◆ **Exercise aim**:
Among the entries, which lines carry the string "image"? Copy each of them.

◆ **Entries**:

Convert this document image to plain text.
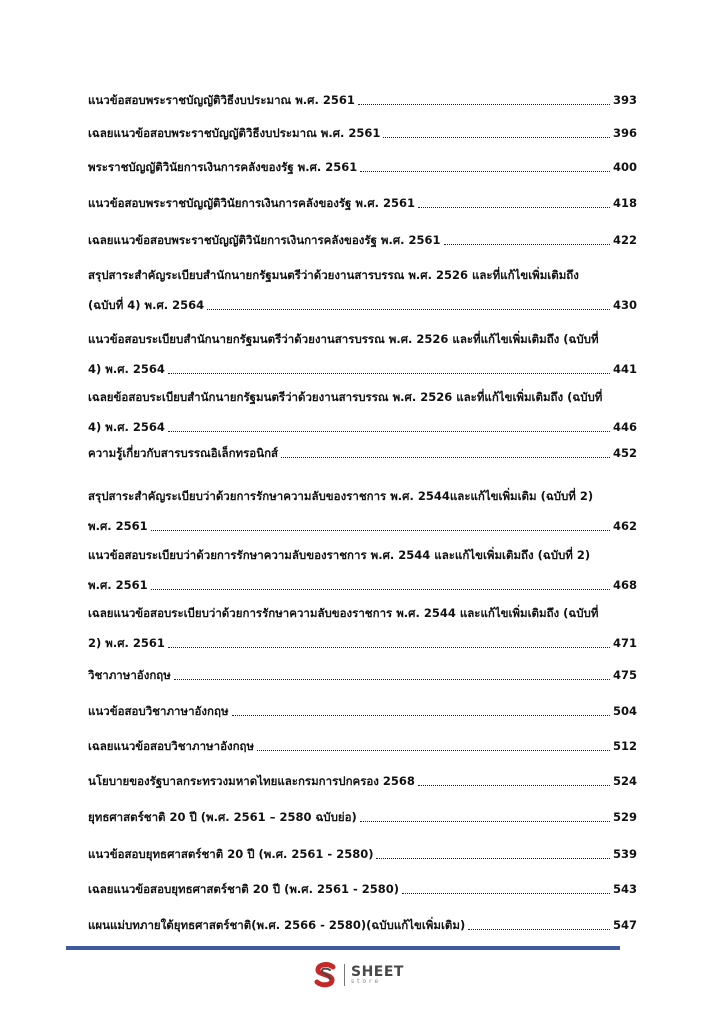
แนวข้อสอบพระราชบัญญัติวิธีงบประมาณ พ.ศ. 2561	393
เฉลยแนวข้อสอบพระราชบัญญัติวิธีงบประมาณ พ.ศ. 2561	396
พระราชบัญญัติวินัยการเงินการคลังของรัฐ พ.ศ. 2561	400
แนวข้อสอบพระราชบัญญัติวินัยการเงินการคลังของรัฐ พ.ศ. 2561	418
เฉลยแนวข้อสอบพระราชบัญญัติวินัยการเงินการคลังของรัฐ พ.ศ. 2561	422
สรุปสาระสำคัญระเบียบสำนักนายกรัฐมนตรีว่าด้วยงานสารบรรณ พ.ศ. 2526 และที่แก้ไขเพิ่มเติมถึง
(ฉบับที่ 4) พ.ศ. 2564	430
แนวข้อสอบระเบียบสำนักนายกรัฐมนตรีว่าด้วยงานสารบรรณ พ.ศ. 2526 และที่แก้ไขเพิ่มเติมถึง (ฉบับที่
4) พ.ศ. 2564	441
เฉลยข้อสอบระเบียบสำนักนายกรัฐมนตรีว่าด้วยงานสารบรรณ พ.ศ. 2526 และที่แก้ไขเพิ่มเติมถึง (ฉบับที่
4) พ.ศ. 2564	446
ความรู้เกี่ยวกับสารบรรณอิเล็กทรอนิกส์	452
สรุปสาระสำคัญระเบียบว่าด้วยการรักษาความลับของราชการ พ.ศ. 2544และแก้ไขเพิ่มเติม (ฉบับที่ 2)
พ.ศ. 2561	462
แนวข้อสอบระเบียบว่าด้วยการรักษาความลับของราชการ พ.ศ. 2544 และแก้ไขเพิ่มเติมถึง (ฉบับที่ 2)
พ.ศ. 2561	468
เฉลยแนวข้อสอบระเบียบว่าด้วยการรักษาความลับของราชการ พ.ศ. 2544 และแก้ไขเพิ่มเติมถึง (ฉบับที่
2) พ.ศ. 2561	471
วิชาภาษาอังกฤษ	475
แนวข้อสอบวิชาภาษาอังกฤษ	504
เฉลยแนวข้อสอบวิชาภาษาอังกฤษ	512
นโยบายของรัฐบาลกระทรวงมหาดไทยและกรมการปกครอง 2568	524
ยุทธศาสตร์ชาติ 20 ปี (พ.ศ. 2561 – 2580 ฉบับย่อ)	529
แนวข้อสอบยุทธศาสตร์ชาติ 20 ปี (พ.ศ. 2561 - 2580)	539
เฉลยแนวข้อสอบยุทธศาสตร์ชาติ 20 ปี (พ.ศ. 2561 - 2580)	543
แผนแม่บทภายใต้ยุทธศาสตร์ชาติ(พ.ศ. 2566 - 2580)(ฉบับแก้ไขเพิ่มเติม)	547
SHEET
store
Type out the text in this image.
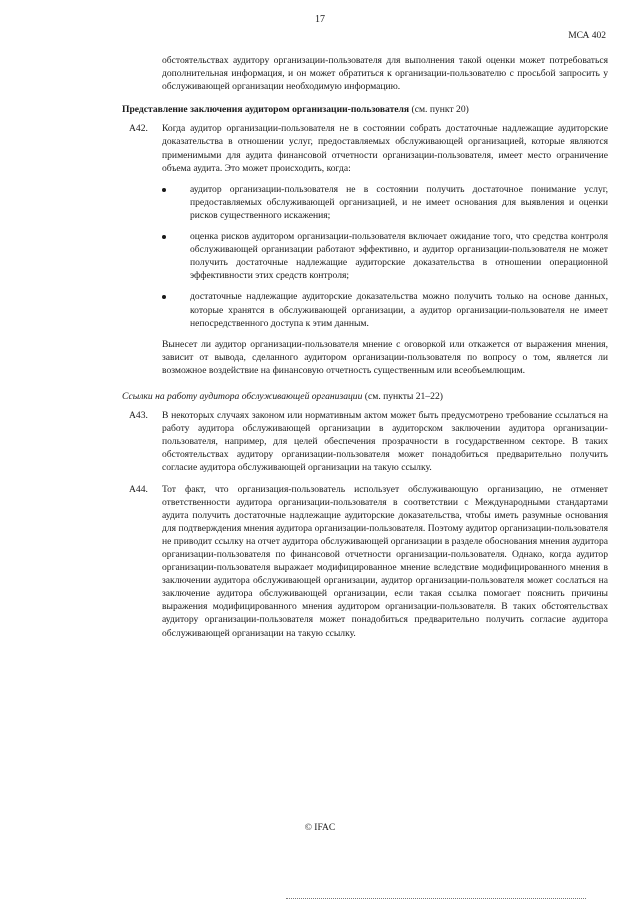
17
МСА 402

обстоятельствах аудитору организации-пользователя для выполнения такой оценки может потребоваться дополнительная информация, и он может обратиться к организации-пользователю с просьбой запросить у обслуживающей организации необходимую информацию.

Представление заключения аудитором организации-пользователя (см. пункт 20)
A42. Когда аудитор организации-пользователя не в состоянии собрать достаточные надлежащие аудиторские доказательства в отношении услуг, предоставляемых обслуживающей организацией, которые являются применимыми для аудита финансовой отчетности организации-пользователя, имеет место ограничение объема аудита. Это может происходить, когда:

аудитор организации-пользователя не в состоянии получить достаточное понимание услуг, предоставляемых обслуживающей организацией, и не имеет основания для выявления и оценки рисков существенного искажения;
оценка рисков аудитором организации-пользователя включает ожидание того, что средства контроля обслуживающей организации работают эффективно, и аудитор организации-пользователя не может получить достаточные надлежащие аудиторские доказательства в отношении операционной эффективности этих средств контроля;
достаточные надлежащие аудиторские доказательства можно получить только на основе данных, которые хранятся в обслуживающей организации, а аудитор организации-пользователя не имеет непосредственного доступа к этим данным.

Вынесет ли аудитор организации-пользователя мнение с оговоркой или откажется от выражения мнения, зависит от вывода, сделанного аудитором организации-пользователя по вопросу о том, является ли возможное воздействие на финансовую отчетность существенным или всеобъемлющим.

Ссылки на работу аудитора обслуживающей организации (см. пункты 21–22)
A43. В некоторых случаях законом или нормативным актом может быть предусмотрено требование ссылаться на работу аудитора обслуживающей организации в аудиторском заключении аудитора организации-пользователя, например, для целей обеспечения прозрачности в государственном секторе. В таких обстоятельствах аудитору организации-пользователя может понадобиться предварительно получить согласие аудитора обслуживающей организации на такую ссылку.

A44. Тот факт, что организация-пользователь использует обслуживающую организацию, не отменяет ответственности аудитора организации-пользователя в соответствии с Международными стандартами аудита получить достаточные надлежащие аудиторские доказательства, чтобы иметь разумные основания для подтверждения мнения аудитора организации-пользователя. Поэтому аудитор организации-пользователя не приводит ссылку на отчет аудитора обслуживающей организации в разделе обоснования мнения аудитора организации-пользователя по финансовой отчетности организации-пользователя. Однако, когда аудитор организации-пользователя выражает модифицированное мнение вследствие модифицированного мнения в заключении аудитора обслуживающей организации, аудитор организации-пользователя может сослаться на заключение аудитора обслуживающей организации, если такая ссылка помогает пояснить причины выражения модифицированного мнения аудитором организации-пользователя. В таких обстоятельствах аудитору организации-пользователя может понадобиться предварительно получить согласие аудитора обслуживающей организации на такую ссылку.

© IFAC
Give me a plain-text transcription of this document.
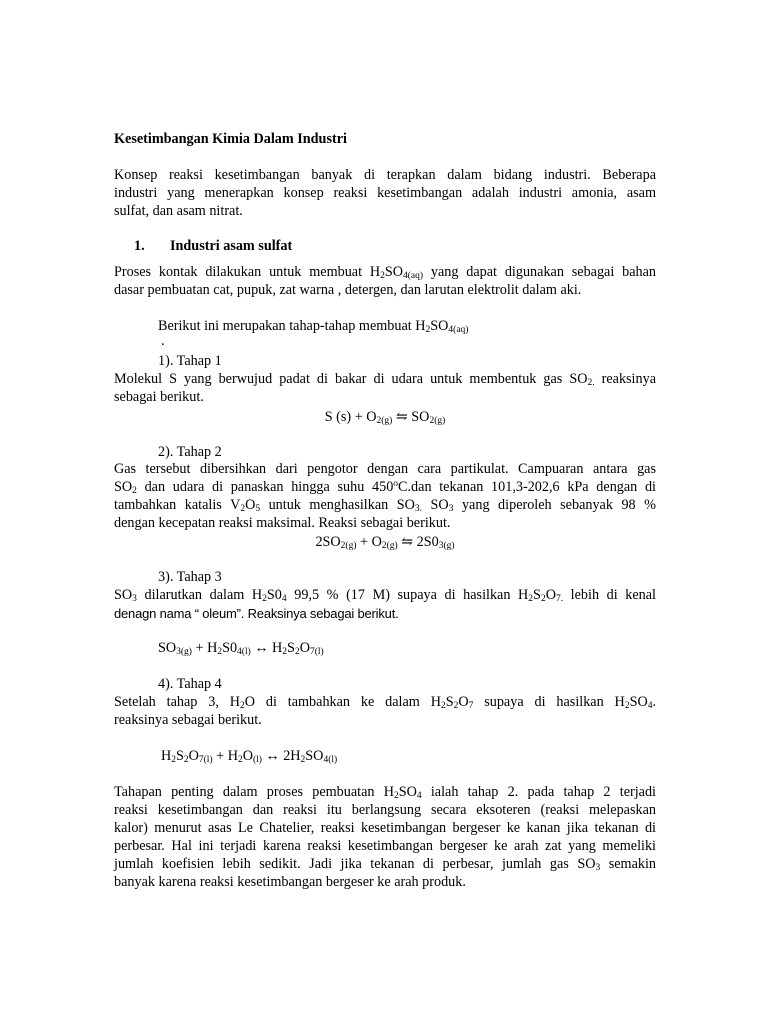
Kesetimbangan Kimia Dalam Industri
Konsep reaksi kesetimbangan banyak di terapkan dalam bidang industri. Beberapa
industri yang menerapkan konsep reaksi kesetimbangan adalah industri amonia, asam
sulfat, dan asam nitrat.
1. Industri asam sulfat
Proses kontak dilakukan untuk membuat $H_2SO_{4(aq)}$ yang dapat digunakan sebagai bahan
dasar pembuatan cat, pupuk, zat warna , detergen, dan larutan elektrolit dalam aki.
Berikut ini merupakan tahap-tahap membuat $H_2SO_{4(aq)}$
.
1). Tahap 1
Molekul S yang berwujud padat di bakar di udara untuk membentuk gas $SO_{2.}$ reaksinya
sebagai berikut.
S $(s) + O_{2(g)}$ ⇋ $SO_{2(g)}$
2). Tahap 2
Gas tersebut dibersihkan dari pengotor dengan cara partikulat. Campuaran antara gas
$SO_2$ dan udara di panaskan hingga suhu 450$^o$C.dan tekanan 101,3-202,6 kPa dengan di
tambahkan katalis $V_2O_5$ untuk menghasilkan $SO_{3.}$ $SO_3$ yang diperoleh sebanyak 98 %
dengan kecepatan reaksi maksimal. Reaksi sebagai berikut.
$2SO_{2(g)} + O_{2(g)}$ ⇋ $2S0_{3(g)}$
3). Tahap 3
$SO_3$ dilarutkan dalam $H_2S0_4$ 99,5 % (17 M) supaya di hasilkan $H_2S_2O_{7.}$ lebih di kenal
denagn nama “ oleum”. Reaksinya sebagai berikut.
$SO_{3(g)} + H_2S0_{4(l)}$ ↔ $H_2S_2O_{7(l)}$
4). Tahap 4
Setelah tahap 3, $H_2O$ di tambahkan ke dalam $H_2S_2O_7$ supaya di hasilkan $H_2SO_4$.
reaksinya sebagai berikut.
$H_2S_2O_{7(l)} + H_2O_{(l)}$ ↔ $2H_2SO_{4(l)}$
Tahapan penting dalam proses pembuatan $H_2SO_4$ ialah tahap 2. pada tahap 2 terjadi
reaksi kesetimbangan dan reaksi itu berlangsung secara eksoteren (reaksi melepaskan
kalor) menurut asas Le Chatelier, reaksi kesetimbangan bergeser ke kanan jika tekanan di
perbesar. Hal ini terjadi karena reaksi kesetimbangan bergeser ke arah zat yang memeliki
jumlah koefisien lebih sedikit. Jadi jika tekanan di perbesar, jumlah gas $SO_3$ semakin
banyak karena reaksi kesetimbangan bergeser ke arah produk.
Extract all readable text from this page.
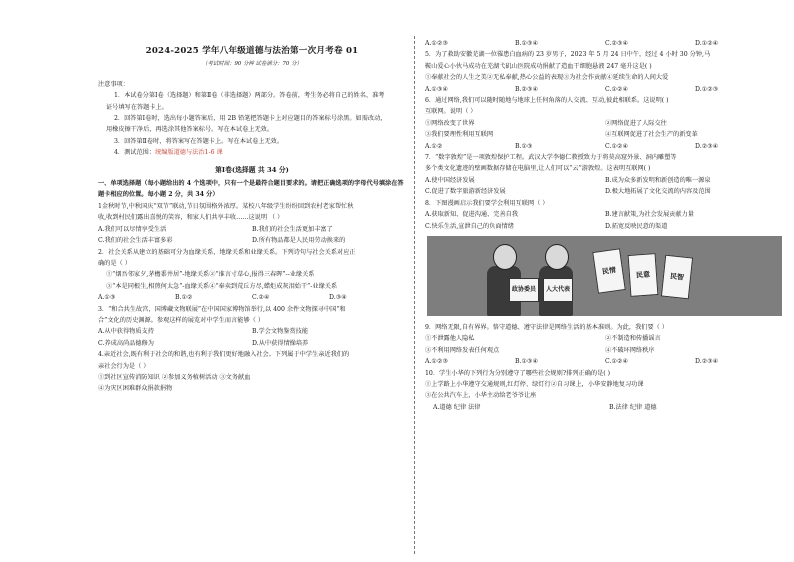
2024-2025 学年八年级道德与法治第一次月考卷 01
（考试时间：90 分钟 试卷满分：70 分）
注意事项：
1．本试卷分第Ⅰ卷（选择题）和第Ⅱ卷（非选择题）两部分。答卷前，考生务必将自己的姓名、准考
证号填写在答题卡上。
2．回答第Ⅰ卷时，选出每小题答案后，用 2B 铅笔把答题卡上对应题目的答案标号涂黑。如需改动，
用橡皮擦干净后，再选涂其他答案标号。写在本试卷上无效。
3．回答第Ⅱ卷时，将答案写在答题卡上。写在本试卷上无效。
4．测试范围：统编版道德与法治1-6 课
第Ⅰ卷(选择题 共 34 分)
一、单项选择题（每小题给出的 4 个选项中，只有一个是最符合题目要求的。请把正确选项的字母代号填涂在答
题卡相应的位置。每小题 2 分，共 34 分）
1金秋时节,中秋国庆“双节”联动,节日氛围格外浓厚。某校八年级学生纷纷回到农村老家帮忙秋
收,收到村民们露出喜悦的笑容，和家人们共享丰收……这说明 （ ）
A.我们可以尽情享受生活	B.我们的社会生活更加丰富了
C.我们的社会生活丰富多彩	D.所有物品都是人民用劳动换来的
2．社会关系从建立的基础可分为血缘关系、地缘关系和业缘关系。下列诗句与社会关系对应正
确的是（ ）
①“烟吾邻家夕,茅檐黍井居”-地缘关系②“谁言寸草心,报得三春晖”--业缘关系
③“本是同根生,相煎何太急”-血缘关系④“奉卖到荒丘方尽,蜡炬成灰泪始干”-业缘关系
A.①③	B.①②	C.②④	D.③④
3．“和合共生故宫，国博藏文物联展”在中国国家博物馆举行,以 400 余件文物探寻中国“和
合”文化的历史渊源。参观这样的展览对中学生而言能够（ ）
A.从中获得物质支持	B.学会文物鉴赏技能
C.养成高尚品德修为	D.从中获得情操培养
4.亲近社会,既有利于社会的和谐,也有利于我们更好地融入社会。下列属于中学生亲近我们的
亲社会行为是（ ）
①到社区宣传消防知识 ②参加义务植树活动 ③文务献血
④为灾区困难群众捐款捐物
A.①②③	B.①③④	C.②③④	D.①②④
5．为了救助安徽芜湖一位罹患白血病的 23 岁男子，2023 年 5 月 24 日中午，经过 4 小时 30 分钟,马
鞍山爱心小伙马成功在芜湖弋矶山医院成功捐献了造血干细胞悬液 247 毫升这是( )
①奉献社会的人生之美②无私奉献,热心公益的表现③为社会作贡献④延续生命的人间大爱
A.①③④	B.②③④	C.①②④	D.①②③
6．通过网络,我们可以随时随地与地球上任何角落的人交流、互动,彼此相联系。这说明( )
互联网。说明（ ）
①网络改变了世界	②网络促进了人际交往
③我们要理性利用互联网	④互联网促进了社会生产的新变革
A.①②	B.①③	C.①②④	D.②③④
7．“数字敦煌”是一项敦煌保护工程。武汉大学李德仁教授致力于将莫高窟外景、洞内雕塑等
多个类文化遗迹的壁画数据存储在电脑里,让人们可以“云”游敦煌。这表明互联网( )
A.使中国经济发展	B.成为众多新发明和新创造的唯一源泉
C.促进了数字旅游新经济发展	D.极大地拓展了文化交流的内容及范围
8．下图漫画启示我们要学会利用互联网（ ）
A.获取新知、促进沟通、完善自我	B.建言献策,为社会发展贡献力量
C.快乐生活,宣泄自己的负面情绪	D.拓宽反映民意的渠道
政协委员	人大代表
民情	民意	民智
9．网络无限,自有界界。恪守道德、遵守法律是网络生活的基本准则。为此，我们要（ ）
①不泄露他人隐私	②不制造和传播谣言
③不利用网络发表任何观点	④不破坏网络秩序
A.①②③	B.①③④	C.①②④	D.②③④
10．学生小华的下列行为分别遵守了哪些社会规则?排列正确的是( )
①上学路上小华遵守交通规则,红灯停、绿灯行②自习课上，小华安静地复习功课
③在公共汽车上，小华主动给老爷爷让座
A.道德 纪律 法律	B.法律 纪律 道德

◆ **Correct result**:
Convert this document image to plain text.
Type out the text in this image.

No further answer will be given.